• _Goal_
Wherever "修改照片" appears in a line, copy that line.

• _Exercise input_
<<<<
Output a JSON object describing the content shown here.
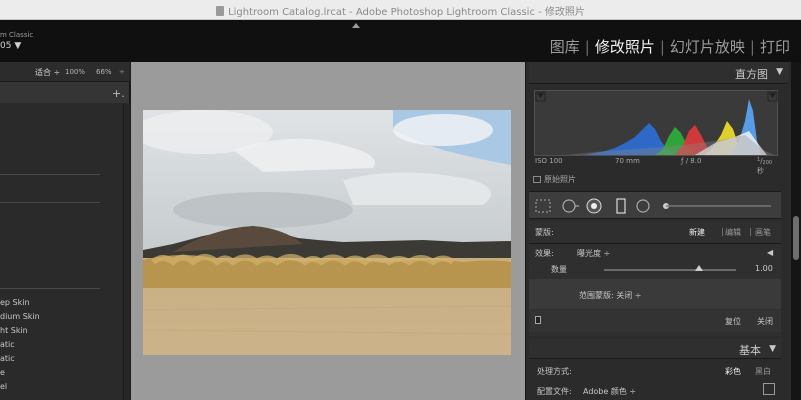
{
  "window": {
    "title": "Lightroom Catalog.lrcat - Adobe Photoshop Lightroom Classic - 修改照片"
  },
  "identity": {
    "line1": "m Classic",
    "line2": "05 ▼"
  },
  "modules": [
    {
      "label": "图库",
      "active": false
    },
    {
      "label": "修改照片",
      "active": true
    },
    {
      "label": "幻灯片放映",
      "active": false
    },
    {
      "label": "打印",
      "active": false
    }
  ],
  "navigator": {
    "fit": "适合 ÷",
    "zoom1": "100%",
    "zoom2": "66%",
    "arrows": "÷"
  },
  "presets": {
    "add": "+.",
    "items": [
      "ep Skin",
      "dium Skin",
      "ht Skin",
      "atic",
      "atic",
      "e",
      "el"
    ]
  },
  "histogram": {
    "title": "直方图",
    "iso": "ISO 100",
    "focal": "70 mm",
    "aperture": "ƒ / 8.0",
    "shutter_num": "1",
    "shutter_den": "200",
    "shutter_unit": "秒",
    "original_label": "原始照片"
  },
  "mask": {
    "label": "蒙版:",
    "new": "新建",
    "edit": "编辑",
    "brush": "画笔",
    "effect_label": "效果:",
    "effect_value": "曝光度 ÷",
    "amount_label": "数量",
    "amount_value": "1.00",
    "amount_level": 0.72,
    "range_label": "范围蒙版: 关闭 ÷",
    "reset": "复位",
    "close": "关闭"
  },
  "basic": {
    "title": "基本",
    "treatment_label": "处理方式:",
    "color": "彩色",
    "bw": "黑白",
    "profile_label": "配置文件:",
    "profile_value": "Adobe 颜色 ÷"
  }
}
>>>>
<<<<
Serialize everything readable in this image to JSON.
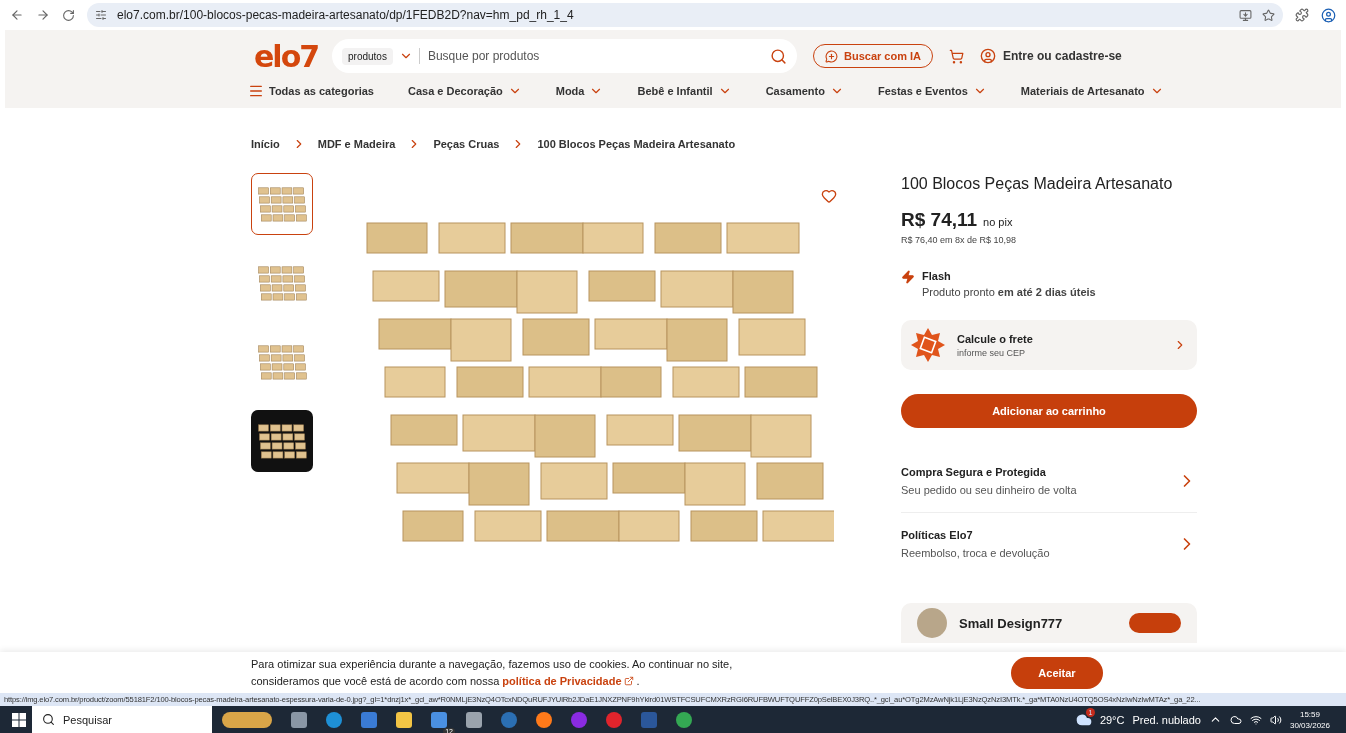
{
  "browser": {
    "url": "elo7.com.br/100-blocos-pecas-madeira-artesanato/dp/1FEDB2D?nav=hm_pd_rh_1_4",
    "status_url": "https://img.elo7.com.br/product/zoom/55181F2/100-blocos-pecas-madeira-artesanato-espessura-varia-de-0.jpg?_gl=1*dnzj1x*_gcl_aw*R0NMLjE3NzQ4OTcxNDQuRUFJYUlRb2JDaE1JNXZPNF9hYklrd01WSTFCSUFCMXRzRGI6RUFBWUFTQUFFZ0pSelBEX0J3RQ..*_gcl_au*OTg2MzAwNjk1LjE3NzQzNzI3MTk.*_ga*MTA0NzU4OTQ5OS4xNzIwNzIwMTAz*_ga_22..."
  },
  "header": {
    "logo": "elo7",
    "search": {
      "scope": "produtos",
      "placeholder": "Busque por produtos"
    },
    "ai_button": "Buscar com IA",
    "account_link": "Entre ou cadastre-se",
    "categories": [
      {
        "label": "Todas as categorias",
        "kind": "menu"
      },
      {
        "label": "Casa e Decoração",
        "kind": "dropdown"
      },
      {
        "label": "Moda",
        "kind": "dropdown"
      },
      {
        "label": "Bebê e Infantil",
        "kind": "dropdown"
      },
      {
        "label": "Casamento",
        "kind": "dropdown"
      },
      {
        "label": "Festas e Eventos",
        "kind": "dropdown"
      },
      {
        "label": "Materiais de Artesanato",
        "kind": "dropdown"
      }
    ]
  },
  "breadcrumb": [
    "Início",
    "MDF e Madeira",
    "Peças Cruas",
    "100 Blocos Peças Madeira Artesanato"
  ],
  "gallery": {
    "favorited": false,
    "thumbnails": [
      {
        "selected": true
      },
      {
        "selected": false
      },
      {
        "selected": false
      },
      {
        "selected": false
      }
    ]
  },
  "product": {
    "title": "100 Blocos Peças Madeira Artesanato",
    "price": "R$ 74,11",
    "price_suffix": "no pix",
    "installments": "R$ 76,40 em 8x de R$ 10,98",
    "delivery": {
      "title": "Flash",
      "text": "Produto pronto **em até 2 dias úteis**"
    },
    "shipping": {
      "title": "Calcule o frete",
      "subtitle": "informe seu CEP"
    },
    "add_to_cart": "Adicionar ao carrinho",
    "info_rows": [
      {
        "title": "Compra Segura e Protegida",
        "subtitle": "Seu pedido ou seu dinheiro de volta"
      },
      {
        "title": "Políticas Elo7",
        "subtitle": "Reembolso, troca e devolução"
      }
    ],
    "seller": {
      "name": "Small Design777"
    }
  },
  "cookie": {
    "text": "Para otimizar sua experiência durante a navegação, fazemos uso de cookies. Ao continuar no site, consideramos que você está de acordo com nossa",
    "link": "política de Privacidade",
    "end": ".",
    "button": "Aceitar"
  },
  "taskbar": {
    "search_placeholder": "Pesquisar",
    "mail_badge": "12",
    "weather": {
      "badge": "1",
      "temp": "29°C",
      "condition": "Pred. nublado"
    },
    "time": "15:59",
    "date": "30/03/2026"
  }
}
>>>>
• _The completed task_
    "title": "Lightroom Catalog.lrcat - Adobe Photoshop Lightroom Classic - 修改照片"
      "label": "修改照片",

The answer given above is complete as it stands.